-- Given records start --
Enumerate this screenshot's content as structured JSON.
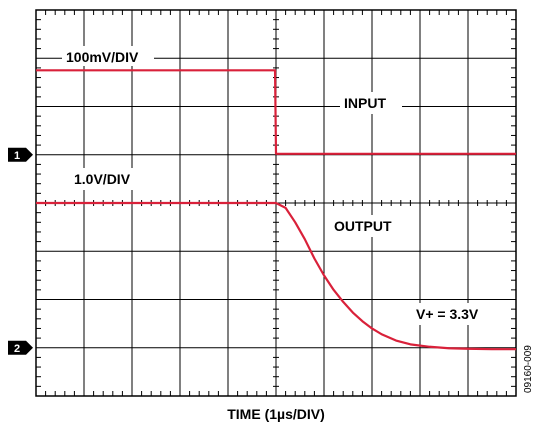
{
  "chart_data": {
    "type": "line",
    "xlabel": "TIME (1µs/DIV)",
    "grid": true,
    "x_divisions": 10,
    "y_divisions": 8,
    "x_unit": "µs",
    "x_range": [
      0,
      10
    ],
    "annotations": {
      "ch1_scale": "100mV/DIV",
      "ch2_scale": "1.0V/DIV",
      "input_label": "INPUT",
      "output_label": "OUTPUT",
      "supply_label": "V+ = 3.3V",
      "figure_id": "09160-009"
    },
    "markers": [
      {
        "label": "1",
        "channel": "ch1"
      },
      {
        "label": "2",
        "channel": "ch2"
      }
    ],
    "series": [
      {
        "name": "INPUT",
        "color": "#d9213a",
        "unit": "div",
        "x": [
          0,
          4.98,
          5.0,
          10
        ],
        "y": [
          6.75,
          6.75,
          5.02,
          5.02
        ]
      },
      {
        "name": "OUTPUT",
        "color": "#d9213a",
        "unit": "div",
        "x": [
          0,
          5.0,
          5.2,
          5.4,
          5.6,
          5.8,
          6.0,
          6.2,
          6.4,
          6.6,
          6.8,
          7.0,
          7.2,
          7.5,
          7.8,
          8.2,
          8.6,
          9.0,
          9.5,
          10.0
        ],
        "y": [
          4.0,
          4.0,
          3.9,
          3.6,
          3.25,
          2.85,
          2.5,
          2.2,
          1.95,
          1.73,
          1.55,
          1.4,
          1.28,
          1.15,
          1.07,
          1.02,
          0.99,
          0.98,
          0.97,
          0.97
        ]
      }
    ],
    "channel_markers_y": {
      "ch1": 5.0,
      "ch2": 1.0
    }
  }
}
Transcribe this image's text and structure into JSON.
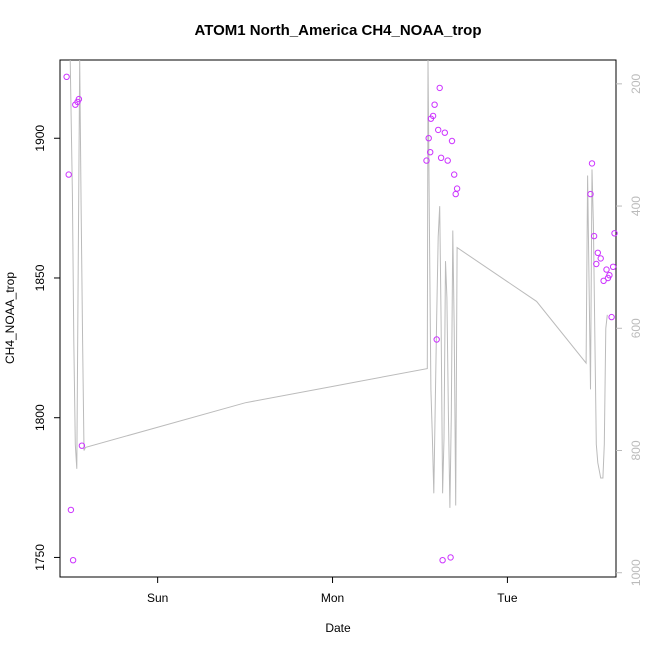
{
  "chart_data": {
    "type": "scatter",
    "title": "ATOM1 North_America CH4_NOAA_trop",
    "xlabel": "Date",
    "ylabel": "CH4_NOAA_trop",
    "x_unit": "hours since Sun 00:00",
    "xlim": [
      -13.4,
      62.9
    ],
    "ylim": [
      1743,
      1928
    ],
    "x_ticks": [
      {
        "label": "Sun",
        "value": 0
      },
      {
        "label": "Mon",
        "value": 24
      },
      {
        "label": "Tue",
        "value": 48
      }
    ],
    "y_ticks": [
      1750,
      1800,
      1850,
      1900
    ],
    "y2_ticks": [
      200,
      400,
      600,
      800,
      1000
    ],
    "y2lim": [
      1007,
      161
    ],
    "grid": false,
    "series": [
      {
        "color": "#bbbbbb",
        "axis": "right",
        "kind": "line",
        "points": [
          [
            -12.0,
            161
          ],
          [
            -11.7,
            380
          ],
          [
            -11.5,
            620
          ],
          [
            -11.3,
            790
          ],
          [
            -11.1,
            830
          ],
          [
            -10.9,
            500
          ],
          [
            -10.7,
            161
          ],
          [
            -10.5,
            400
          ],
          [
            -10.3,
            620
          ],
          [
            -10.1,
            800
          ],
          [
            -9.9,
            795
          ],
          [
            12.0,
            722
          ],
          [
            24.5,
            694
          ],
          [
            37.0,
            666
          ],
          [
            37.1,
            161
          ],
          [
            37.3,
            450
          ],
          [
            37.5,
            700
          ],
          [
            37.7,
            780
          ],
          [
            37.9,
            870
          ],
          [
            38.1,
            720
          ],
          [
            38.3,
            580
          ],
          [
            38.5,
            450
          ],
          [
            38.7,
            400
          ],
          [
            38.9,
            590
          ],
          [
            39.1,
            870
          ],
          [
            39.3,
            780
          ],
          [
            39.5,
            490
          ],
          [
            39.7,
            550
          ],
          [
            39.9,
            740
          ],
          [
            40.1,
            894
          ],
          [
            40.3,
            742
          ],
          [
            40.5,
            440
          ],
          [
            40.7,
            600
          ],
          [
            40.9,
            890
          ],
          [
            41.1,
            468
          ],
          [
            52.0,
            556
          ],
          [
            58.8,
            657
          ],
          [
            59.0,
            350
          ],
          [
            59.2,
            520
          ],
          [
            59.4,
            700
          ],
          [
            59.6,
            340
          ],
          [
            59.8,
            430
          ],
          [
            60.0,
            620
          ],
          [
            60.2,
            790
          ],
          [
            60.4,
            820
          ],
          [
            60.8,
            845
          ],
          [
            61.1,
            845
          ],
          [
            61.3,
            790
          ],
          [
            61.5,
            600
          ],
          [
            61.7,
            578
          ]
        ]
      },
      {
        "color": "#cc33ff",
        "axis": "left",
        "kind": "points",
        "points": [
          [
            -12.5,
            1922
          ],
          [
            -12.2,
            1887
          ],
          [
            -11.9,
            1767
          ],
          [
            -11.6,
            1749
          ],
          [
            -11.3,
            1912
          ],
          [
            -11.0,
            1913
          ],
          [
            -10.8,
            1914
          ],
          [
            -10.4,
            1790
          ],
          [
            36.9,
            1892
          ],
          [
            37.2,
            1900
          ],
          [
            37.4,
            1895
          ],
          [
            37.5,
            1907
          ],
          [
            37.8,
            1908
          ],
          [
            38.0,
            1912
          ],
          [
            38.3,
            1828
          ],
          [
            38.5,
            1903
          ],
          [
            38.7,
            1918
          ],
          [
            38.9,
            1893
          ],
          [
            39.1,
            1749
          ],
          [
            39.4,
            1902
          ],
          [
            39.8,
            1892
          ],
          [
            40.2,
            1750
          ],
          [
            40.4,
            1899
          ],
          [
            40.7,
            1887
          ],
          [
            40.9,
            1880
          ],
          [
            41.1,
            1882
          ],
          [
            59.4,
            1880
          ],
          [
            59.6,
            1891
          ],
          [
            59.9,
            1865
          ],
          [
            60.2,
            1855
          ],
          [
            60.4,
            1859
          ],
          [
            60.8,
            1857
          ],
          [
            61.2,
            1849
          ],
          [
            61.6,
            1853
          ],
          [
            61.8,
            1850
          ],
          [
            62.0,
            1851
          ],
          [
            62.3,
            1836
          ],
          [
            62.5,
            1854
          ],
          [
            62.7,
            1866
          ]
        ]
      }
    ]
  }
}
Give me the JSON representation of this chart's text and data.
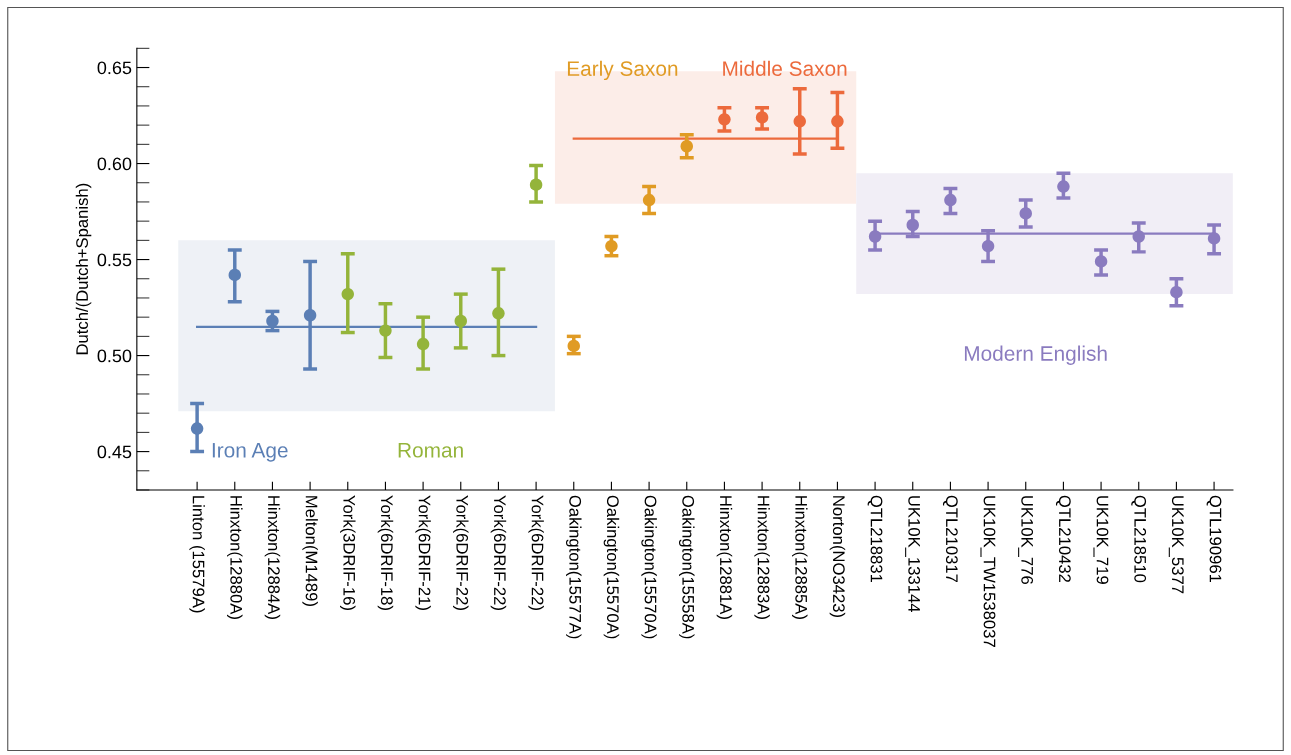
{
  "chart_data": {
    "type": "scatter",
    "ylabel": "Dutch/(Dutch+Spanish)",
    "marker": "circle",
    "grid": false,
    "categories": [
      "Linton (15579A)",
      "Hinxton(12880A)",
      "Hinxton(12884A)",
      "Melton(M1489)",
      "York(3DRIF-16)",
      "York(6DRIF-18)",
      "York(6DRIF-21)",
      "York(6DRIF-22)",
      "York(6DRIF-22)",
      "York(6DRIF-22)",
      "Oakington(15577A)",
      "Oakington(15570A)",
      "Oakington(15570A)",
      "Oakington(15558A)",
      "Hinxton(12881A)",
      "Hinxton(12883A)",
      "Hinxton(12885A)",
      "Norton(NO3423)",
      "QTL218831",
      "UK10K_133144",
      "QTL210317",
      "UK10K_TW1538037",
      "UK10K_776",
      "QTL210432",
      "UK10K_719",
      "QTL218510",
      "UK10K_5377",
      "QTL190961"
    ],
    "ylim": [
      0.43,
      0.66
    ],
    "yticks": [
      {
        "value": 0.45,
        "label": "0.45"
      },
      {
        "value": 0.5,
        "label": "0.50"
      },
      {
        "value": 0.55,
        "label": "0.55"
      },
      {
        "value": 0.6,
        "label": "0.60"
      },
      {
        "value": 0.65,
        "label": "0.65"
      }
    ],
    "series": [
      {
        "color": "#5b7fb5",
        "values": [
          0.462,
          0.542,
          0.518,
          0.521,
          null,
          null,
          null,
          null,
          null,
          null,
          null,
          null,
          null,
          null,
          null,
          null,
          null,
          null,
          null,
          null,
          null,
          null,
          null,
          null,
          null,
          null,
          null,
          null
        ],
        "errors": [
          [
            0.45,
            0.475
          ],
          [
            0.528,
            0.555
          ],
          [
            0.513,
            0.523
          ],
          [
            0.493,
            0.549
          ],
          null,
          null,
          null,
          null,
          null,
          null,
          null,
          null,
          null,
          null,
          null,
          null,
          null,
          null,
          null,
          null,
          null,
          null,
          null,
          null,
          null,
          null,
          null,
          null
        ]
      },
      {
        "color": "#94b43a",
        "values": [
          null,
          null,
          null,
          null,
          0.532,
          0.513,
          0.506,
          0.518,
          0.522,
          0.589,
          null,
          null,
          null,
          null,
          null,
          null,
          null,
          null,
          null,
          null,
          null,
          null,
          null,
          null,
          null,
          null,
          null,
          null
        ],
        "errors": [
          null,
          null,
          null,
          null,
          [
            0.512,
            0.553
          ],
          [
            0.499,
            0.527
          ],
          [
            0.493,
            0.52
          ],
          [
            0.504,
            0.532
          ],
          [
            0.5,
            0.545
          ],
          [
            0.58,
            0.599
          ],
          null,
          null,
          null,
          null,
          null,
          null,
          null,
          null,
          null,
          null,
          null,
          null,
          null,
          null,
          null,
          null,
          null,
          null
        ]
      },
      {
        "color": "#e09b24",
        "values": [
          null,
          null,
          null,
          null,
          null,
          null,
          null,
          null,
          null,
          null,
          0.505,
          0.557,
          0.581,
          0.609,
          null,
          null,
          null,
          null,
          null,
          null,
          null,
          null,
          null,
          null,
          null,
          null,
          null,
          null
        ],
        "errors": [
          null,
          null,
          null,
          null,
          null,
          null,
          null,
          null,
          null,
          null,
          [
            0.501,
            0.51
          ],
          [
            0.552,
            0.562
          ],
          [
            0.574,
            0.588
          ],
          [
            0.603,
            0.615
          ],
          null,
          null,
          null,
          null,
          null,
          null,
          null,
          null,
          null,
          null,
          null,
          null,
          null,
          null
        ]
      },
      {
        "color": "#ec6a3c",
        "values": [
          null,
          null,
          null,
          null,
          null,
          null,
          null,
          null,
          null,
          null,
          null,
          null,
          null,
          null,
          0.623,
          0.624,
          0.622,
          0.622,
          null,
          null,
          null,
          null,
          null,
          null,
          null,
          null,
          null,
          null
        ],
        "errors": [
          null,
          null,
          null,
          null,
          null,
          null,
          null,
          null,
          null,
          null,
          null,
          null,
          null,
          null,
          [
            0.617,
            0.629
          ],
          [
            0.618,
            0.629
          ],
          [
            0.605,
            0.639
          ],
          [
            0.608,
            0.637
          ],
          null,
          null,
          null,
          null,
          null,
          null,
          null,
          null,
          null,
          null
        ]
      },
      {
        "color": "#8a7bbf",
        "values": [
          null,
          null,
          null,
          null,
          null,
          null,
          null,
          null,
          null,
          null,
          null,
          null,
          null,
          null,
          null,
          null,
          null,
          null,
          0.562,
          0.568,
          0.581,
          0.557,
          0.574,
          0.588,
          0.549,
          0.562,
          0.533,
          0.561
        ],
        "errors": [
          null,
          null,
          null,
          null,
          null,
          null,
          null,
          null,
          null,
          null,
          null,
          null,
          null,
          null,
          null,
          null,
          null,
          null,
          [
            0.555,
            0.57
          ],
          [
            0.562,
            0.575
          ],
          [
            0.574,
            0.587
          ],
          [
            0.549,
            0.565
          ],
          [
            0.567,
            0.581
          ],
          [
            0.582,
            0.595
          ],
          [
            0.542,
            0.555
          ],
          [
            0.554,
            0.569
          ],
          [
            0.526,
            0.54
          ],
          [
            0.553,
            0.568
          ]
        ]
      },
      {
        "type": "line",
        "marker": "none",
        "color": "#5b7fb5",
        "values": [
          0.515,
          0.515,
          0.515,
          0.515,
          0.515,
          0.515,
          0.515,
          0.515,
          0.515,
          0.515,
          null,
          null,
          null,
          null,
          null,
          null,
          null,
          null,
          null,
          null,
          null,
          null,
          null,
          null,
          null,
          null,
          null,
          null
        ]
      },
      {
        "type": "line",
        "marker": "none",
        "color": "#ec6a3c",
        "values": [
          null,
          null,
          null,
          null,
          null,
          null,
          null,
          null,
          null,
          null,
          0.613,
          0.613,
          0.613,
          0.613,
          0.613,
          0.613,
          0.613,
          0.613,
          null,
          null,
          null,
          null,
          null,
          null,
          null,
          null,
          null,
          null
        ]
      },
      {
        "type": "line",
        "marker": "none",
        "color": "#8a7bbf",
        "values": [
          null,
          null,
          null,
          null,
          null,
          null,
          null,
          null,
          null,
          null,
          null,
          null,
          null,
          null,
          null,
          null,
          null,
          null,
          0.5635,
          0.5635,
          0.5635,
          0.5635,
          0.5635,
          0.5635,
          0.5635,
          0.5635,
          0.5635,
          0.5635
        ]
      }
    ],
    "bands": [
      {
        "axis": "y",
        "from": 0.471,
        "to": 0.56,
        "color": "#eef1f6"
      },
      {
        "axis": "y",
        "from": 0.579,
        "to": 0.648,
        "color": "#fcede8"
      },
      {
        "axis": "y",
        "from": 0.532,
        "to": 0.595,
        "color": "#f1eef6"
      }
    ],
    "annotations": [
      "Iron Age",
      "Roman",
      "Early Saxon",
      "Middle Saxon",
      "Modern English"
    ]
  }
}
-- Given records end --
→ **Work to complete**:
Copy every line of the material in which the word "ylabel" occurs.

→ **Result for this exercise**:
    "ylabel": "CH4_NOAA_trop",
    "ylabel": "Dutch/(Dutch+Spanish)",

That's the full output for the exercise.